# Stated problem
Every entry must be copied word for word.

[Figure dataset records]
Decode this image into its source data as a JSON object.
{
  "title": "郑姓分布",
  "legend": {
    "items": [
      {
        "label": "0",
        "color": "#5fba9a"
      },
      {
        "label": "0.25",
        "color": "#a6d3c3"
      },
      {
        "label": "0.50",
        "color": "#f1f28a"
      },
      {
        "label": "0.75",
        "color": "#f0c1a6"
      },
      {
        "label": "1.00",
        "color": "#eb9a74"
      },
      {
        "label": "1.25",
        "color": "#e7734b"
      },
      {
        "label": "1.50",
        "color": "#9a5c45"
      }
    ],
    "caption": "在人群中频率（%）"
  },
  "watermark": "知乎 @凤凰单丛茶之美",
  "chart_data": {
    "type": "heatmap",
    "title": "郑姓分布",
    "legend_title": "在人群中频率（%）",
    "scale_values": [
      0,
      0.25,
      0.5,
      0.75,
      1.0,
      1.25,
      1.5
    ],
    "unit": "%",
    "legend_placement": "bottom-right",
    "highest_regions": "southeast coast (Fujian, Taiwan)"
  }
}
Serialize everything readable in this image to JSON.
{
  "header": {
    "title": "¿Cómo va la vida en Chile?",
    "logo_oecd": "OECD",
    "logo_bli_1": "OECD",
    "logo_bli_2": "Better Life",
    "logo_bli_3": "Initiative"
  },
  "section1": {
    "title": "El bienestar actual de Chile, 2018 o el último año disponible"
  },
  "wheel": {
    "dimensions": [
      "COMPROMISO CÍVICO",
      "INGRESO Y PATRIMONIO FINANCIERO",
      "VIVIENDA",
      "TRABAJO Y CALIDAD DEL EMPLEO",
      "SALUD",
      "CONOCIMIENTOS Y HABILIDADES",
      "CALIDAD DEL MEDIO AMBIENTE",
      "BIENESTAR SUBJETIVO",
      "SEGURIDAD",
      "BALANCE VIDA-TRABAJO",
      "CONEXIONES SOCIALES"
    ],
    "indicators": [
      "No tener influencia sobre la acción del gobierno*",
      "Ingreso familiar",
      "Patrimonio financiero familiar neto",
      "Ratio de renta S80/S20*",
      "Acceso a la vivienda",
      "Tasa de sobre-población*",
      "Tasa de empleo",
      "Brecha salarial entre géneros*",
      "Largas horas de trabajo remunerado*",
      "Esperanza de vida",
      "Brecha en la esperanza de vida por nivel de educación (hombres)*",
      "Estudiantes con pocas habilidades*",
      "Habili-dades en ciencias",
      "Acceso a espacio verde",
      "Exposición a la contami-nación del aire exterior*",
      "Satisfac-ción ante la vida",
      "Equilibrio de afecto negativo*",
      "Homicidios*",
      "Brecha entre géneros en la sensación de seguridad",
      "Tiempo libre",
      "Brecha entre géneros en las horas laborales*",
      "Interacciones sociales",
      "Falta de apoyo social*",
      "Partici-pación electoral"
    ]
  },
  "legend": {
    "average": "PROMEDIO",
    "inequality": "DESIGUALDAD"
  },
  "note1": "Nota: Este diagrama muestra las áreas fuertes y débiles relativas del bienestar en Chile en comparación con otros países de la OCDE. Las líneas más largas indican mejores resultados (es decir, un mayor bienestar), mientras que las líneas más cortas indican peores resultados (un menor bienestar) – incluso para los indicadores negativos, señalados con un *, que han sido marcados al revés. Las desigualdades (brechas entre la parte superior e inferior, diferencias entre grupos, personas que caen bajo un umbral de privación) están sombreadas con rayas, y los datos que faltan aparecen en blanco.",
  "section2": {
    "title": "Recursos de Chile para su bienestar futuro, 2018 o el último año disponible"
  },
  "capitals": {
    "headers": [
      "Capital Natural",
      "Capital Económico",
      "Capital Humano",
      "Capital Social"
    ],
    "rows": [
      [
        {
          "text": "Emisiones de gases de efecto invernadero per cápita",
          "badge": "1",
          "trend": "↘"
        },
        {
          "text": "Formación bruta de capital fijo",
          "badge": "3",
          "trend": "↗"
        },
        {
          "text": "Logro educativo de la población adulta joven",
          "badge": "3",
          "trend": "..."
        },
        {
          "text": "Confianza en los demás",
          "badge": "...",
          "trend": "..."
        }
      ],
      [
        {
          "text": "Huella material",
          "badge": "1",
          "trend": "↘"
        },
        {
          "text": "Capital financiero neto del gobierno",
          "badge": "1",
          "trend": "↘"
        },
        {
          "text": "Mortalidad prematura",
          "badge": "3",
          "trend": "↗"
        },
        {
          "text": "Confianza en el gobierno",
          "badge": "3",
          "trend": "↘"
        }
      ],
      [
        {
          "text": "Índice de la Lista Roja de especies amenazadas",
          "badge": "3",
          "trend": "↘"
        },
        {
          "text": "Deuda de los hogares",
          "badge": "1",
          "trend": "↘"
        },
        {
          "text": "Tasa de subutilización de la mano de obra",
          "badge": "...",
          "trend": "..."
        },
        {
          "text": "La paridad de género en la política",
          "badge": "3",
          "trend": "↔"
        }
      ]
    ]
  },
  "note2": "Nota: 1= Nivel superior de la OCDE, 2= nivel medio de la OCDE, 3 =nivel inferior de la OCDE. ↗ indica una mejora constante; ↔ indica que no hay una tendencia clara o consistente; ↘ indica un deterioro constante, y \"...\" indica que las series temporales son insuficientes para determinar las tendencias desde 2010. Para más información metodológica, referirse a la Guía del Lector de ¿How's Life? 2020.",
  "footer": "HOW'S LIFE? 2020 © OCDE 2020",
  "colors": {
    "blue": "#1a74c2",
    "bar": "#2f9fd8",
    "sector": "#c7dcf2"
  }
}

# Answer to this problem
Decode this image into its source data as a JSON object.
{
  "title": "郑姓分布",
  "legend": {
    "items": [
      {
        "label": "0",
        "color": "#5fba9a"
      },
      {
        "label": "0.25",
        "color": "#a6d3c3"
      },
      {
        "label": "0.50",
        "color": "#f1f28a"
      },
      {
        "label": "0.75",
        "color": "#f0c1a6"
      },
      {
        "label": "1.00",
        "color": "#eb9a74"
      },
      {
        "label": "1.25",
        "color": "#e7734b"
      },
      {
        "label": "1.50",
        "color": "#9a5c45"
      }
    ],
    "caption": "在人群中频率（%）"
  },
  "watermark": "知乎 @凤凰单丛茶之美",
  "chart_data": {
    "type": "heatmap",
    "title": "郑姓分布",
    "legend_title": "在人群中频率（%）",
    "scale_values": [
      0,
      0.25,
      0.5,
      0.75,
      1.0,
      1.25,
      1.5
    ],
    "unit": "%",
    "legend_placement": "bottom-right",
    "highest_regions": "southeast coast (Fujian, Taiwan)"
  }
}
Serialize everything readable in this image to JSON.
{
  "header": {
    "title": "¿Cómo va la vida en Chile?",
    "logo_oecd": "OECD",
    "logo_bli_1": "OECD",
    "logo_bli_2": "Better Life",
    "logo_bli_3": "Initiative"
  },
  "section1": {
    "title": "El bienestar actual de Chile, 2018 o el último año disponible"
  },
  "wheel": {
    "dimensions": [
      "COMPROMISO CÍVICO",
      "INGRESO Y PATRIMONIO FINANCIERO",
      "VIVIENDA",
      "TRABAJO Y CALIDAD DEL EMPLEO",
      "SALUD",
      "CONOCIMIENTOS Y HABILIDADES",
      "CALIDAD DEL MEDIO AMBIENTE",
      "BIENESTAR SUBJETIVO",
      "SEGURIDAD",
      "BALANCE VIDA-TRABAJO",
      "CONEXIONES SOCIALES"
    ],
    "indicators": [
      "No tener influencia sobre la acción del gobierno*",
      "Ingreso familiar",
      "Patrimonio financiero familiar neto",
      "Ratio de renta S80/S20*",
      "Acceso a la vivienda",
      "Tasa de sobre-población*",
      "Tasa de empleo",
      "Brecha salarial entre géneros*",
      "Largas horas de trabajo remunerado*",
      "Esperanza de vida",
      "Brecha en la esperanza de vida por nivel de educación (hombres)*",
      "Estudiantes con pocas habilidades*",
      "Habili-dades en ciencias",
      "Acceso a espacio verde",
      "Exposición a la contami-nación del aire exterior*",
      "Satisfac-ción ante la vida",
      "Equilibrio de afecto negativo*",
      "Homicidios*",
      "Brecha entre géneros en la sensación de seguridad",
      "Tiempo libre",
      "Brecha entre géneros en las horas laborales*",
      "Interacciones sociales",
      "Falta de apoyo social*",
      "Partici-pación electoral"
    ]
  },
  "legend": {
    "average": "PROMEDIO",
    "inequality": "DESIGUALDAD"
  },
  "note1": "Nota: Este diagrama muestra las áreas fuertes y débiles relativas del bienestar en Chile en comparación con otros países de la OCDE. Las líneas más largas indican mejores resultados (es decir, un mayor bienestar), mientras que las líneas más cortas indican peores resultados (un menor bienestar) – incluso para los indicadores negativos, señalados con un *, que han sido marcados al revés. Las desigualdades (brechas entre la parte superior e inferior, diferencias entre grupos, personas que caen bajo un umbral de privación) están sombreadas con rayas, y los datos que faltan aparecen en blanco.",
  "section2": {
    "title": "Recursos de Chile para su bienestar futuro, 2018 o el último año disponible"
  },
  "capitals": {
    "headers": [
      "Capital Natural",
      "Capital Económico",
      "Capital Humano",
      "Capital Social"
    ],
    "rows": [
      [
        {
          "text": "Emisiones de gases de efecto invernadero per cápita",
          "badge": "1",
          "trend": "↘"
        },
        {
          "text": "Formación bruta de capital fijo",
          "badge": "3",
          "trend": "↗"
        },
        {
          "text": "Logro educativo de la población adulta joven",
          "badge": "3",
          "trend": "..."
        },
        {
          "text": "Confianza en los demás",
          "badge": "...",
          "trend": "..."
        }
      ],
      [
        {
          "text": "Huella material",
          "badge": "1",
          "trend": "↘"
        },
        {
          "text": "Capital financiero neto del gobierno",
          "badge": "1",
          "trend": "↘"
        },
        {
          "text": "Mortalidad prematura",
          "badge": "3",
          "trend": "↗"
        },
        {
          "text": "Confianza en el gobierno",
          "badge": "3",
          "trend": "↘"
        }
      ],
      [
        {
          "text": "Índice de la Lista Roja de especies amenazadas",
          "badge": "3",
          "trend": "↘"
        },
        {
          "text": "Deuda de los hogares",
          "badge": "1",
          "trend": "↘"
        },
        {
          "text": "Tasa de subutilización de la mano de obra",
          "badge": "...",
          "trend": "..."
        },
        {
          "text": "La paridad de género en la política",
          "badge": "3",
          "trend": "↔"
        }
      ]
    ]
  },
  "note2": "Nota: 1= Nivel superior de la OCDE, 2= nivel medio de la OCDE, 3 =nivel inferior de la OCDE. ↗ indica una mejora constante; ↔ indica que no hay una tendencia clara o consistente; ↘ indica un deterioro constante, y \"...\" indica que las series temporales son insuficientes para determinar las tendencias desde 2010. Para más información metodológica, referirse a la Guía del Lector de ¿How's Life? 2020.",
  "footer": "HOW'S LIFE? 2020 © OCDE 2020",
  "colors": {
    "blue": "#1a74c2",
    "bar": "#2f9fd8",
    "sector": "#c7dcf2"
  }
}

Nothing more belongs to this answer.